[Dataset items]

====

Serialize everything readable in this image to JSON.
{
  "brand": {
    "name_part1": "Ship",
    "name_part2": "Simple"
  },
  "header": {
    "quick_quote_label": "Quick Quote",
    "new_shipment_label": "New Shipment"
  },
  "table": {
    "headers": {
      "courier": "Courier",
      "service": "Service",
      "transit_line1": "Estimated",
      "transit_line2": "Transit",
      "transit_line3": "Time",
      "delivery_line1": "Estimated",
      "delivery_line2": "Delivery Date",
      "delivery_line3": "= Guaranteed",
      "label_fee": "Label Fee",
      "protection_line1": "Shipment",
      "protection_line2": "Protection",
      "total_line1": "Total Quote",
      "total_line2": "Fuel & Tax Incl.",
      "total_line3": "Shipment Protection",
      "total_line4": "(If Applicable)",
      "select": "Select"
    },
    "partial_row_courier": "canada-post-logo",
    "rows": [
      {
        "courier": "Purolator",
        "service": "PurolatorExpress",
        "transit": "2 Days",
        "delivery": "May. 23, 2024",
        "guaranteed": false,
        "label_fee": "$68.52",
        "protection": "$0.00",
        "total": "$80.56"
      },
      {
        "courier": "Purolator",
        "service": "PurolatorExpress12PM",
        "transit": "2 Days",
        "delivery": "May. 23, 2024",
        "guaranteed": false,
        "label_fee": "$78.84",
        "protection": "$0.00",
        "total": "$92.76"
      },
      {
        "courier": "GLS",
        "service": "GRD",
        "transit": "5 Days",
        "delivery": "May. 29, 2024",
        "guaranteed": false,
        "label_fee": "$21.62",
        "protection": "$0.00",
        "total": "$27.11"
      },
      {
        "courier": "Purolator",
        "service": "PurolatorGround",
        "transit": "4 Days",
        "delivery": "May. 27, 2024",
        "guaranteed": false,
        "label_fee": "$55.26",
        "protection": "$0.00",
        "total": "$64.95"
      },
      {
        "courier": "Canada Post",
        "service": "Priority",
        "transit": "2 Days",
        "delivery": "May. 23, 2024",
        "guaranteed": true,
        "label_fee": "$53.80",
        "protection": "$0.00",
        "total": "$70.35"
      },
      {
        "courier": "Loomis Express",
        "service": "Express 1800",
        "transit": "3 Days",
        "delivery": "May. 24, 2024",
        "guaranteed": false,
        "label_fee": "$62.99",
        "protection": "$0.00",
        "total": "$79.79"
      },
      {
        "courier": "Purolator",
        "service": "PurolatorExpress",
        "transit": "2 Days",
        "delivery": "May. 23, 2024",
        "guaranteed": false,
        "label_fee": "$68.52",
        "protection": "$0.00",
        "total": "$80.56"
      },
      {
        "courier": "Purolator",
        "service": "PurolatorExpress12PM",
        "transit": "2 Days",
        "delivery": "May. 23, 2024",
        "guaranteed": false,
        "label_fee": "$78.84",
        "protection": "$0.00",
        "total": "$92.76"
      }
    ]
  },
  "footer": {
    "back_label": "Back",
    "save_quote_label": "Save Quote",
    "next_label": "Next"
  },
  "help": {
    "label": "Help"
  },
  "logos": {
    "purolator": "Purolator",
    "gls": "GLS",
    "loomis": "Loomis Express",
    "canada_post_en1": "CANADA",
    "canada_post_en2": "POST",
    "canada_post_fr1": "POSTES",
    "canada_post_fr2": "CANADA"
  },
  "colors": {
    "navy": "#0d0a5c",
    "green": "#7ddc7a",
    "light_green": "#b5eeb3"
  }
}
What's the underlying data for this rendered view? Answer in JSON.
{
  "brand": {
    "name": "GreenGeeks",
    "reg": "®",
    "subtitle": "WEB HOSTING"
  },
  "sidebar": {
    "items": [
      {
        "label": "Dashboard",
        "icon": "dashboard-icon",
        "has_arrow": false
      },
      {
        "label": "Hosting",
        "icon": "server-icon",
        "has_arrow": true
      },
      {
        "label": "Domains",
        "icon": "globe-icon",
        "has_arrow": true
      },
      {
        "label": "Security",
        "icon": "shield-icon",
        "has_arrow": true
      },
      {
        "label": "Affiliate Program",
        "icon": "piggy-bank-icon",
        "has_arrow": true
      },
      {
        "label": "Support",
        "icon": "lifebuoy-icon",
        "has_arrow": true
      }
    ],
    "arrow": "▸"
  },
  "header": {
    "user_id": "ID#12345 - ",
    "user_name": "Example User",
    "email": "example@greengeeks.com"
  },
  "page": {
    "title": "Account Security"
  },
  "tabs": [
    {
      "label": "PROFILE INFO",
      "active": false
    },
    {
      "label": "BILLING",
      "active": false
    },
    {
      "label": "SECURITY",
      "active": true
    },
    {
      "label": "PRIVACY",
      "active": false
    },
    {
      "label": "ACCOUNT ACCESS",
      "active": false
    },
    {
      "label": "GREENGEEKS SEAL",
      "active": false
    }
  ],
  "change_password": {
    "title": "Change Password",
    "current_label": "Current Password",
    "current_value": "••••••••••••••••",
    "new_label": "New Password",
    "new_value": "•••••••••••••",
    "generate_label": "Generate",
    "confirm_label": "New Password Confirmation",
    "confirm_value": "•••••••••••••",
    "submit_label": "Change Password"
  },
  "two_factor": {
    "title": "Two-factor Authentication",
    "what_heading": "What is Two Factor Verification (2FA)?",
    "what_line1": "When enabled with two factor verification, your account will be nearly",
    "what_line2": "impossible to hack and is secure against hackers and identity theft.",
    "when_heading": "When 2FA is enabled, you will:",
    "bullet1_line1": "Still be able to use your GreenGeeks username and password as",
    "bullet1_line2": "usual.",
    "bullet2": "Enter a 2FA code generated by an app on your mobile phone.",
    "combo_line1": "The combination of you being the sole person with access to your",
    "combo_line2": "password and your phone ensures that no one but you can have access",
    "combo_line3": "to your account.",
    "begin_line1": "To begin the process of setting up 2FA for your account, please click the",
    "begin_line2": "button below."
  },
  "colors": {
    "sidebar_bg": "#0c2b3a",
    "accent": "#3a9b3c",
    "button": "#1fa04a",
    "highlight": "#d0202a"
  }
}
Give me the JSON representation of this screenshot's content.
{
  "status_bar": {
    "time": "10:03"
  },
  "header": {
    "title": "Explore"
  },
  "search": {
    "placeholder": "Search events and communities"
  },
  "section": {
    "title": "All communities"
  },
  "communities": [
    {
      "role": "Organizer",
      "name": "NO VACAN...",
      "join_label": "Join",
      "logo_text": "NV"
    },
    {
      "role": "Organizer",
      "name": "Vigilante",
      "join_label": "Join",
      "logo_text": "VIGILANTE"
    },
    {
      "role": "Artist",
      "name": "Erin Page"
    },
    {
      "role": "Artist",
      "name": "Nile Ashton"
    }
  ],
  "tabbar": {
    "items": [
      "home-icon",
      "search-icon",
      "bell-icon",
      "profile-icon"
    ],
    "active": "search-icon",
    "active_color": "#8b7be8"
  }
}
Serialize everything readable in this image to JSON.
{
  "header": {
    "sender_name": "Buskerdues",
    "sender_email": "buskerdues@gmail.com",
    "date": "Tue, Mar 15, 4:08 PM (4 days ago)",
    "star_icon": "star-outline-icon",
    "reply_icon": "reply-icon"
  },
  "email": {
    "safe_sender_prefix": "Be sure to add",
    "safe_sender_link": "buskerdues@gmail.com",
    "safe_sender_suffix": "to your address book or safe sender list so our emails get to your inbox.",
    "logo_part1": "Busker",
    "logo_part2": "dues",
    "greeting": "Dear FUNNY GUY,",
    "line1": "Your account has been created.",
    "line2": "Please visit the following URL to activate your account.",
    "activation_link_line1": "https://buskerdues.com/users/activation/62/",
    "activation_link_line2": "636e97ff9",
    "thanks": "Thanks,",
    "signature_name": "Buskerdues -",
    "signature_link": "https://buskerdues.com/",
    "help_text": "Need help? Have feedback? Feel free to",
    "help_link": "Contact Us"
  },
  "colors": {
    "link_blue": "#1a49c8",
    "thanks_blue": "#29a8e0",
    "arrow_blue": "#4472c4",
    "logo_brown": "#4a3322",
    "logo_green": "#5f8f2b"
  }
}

====

Each line that holds the word "will" is to be copied.

    "what_line1": "When enabled with two factor verification, your account will be nearly",
    "when_heading": "When 2FA is enabled, you will:",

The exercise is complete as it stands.